──────── ENTRIES PROVIDED ────────

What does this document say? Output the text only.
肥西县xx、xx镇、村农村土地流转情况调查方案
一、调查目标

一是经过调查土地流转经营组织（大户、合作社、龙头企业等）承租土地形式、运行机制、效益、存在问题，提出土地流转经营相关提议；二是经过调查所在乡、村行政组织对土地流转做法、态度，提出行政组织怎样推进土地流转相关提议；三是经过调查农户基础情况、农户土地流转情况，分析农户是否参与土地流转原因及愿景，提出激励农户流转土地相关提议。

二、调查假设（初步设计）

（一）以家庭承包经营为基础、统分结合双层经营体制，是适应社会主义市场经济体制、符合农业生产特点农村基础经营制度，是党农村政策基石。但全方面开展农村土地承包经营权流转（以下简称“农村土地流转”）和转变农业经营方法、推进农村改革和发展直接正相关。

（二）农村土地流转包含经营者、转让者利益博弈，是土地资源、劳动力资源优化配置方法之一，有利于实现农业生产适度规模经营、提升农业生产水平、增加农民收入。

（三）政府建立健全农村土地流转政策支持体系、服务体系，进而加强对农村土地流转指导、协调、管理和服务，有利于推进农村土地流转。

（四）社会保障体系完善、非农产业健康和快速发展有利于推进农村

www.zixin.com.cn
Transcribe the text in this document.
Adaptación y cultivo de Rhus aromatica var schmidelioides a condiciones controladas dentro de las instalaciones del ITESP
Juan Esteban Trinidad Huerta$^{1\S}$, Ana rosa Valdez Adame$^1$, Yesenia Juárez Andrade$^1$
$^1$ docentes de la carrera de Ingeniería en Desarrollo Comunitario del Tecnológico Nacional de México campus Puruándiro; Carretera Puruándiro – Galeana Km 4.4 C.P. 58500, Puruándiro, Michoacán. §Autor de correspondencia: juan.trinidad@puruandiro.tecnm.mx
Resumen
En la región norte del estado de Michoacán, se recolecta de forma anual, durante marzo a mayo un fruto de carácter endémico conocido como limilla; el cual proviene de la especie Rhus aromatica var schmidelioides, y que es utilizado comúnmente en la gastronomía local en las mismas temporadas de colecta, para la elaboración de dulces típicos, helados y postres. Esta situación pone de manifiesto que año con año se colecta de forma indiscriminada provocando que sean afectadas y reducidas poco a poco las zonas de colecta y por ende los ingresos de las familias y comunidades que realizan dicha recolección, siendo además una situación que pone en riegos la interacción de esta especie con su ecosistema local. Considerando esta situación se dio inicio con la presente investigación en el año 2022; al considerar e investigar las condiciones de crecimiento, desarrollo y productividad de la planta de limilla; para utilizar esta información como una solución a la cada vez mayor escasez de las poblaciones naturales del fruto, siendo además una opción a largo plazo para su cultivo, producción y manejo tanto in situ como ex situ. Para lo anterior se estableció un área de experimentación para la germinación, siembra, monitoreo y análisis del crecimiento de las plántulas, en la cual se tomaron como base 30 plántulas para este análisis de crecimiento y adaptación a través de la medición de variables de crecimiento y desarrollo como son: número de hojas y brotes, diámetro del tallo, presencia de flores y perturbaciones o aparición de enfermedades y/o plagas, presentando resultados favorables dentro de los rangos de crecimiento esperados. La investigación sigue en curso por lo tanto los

────────

## [PROBLEM STATEMENT]
In the records above, locate every line with the string "this" and copy it.

## [IN RESPONSE]
What does this document say? Output the text only.
Transcribe the text in this document.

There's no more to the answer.